§ **PROVIDED RECORDS**:
**********

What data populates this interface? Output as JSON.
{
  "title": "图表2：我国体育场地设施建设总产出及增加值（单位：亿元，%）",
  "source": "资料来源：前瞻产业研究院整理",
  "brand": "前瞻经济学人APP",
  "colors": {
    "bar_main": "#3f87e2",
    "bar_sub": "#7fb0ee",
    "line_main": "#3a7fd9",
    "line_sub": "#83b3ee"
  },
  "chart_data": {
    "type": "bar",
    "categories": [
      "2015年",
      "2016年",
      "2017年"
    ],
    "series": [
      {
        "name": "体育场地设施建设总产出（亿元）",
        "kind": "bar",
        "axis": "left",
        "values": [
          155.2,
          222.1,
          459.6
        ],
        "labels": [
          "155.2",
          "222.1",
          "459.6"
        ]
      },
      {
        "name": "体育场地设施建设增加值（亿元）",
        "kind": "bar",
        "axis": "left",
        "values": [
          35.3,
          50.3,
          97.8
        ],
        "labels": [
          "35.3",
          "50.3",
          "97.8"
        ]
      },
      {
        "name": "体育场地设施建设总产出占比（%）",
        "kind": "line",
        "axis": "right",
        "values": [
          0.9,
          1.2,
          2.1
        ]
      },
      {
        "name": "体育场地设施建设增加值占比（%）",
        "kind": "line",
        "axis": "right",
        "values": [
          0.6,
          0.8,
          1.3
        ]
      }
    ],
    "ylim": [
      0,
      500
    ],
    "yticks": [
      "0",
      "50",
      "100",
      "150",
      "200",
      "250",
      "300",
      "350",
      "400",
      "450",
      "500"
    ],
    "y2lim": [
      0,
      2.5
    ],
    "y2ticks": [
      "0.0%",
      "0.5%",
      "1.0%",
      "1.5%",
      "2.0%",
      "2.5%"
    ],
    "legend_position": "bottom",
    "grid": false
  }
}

**********

§ **GOAL**: Return each full line of the entries that contains the word "name".

§ **RESPONSE TO THIS TASK**:
        "name": "体育场地设施建设总产出（亿元）",
        "name": "体育场地设施建设增加值（亿元）",
        "name": "体育场地设施建设总产出占比（%）",
        "name": "体育场地设施建设增加值占比（%）",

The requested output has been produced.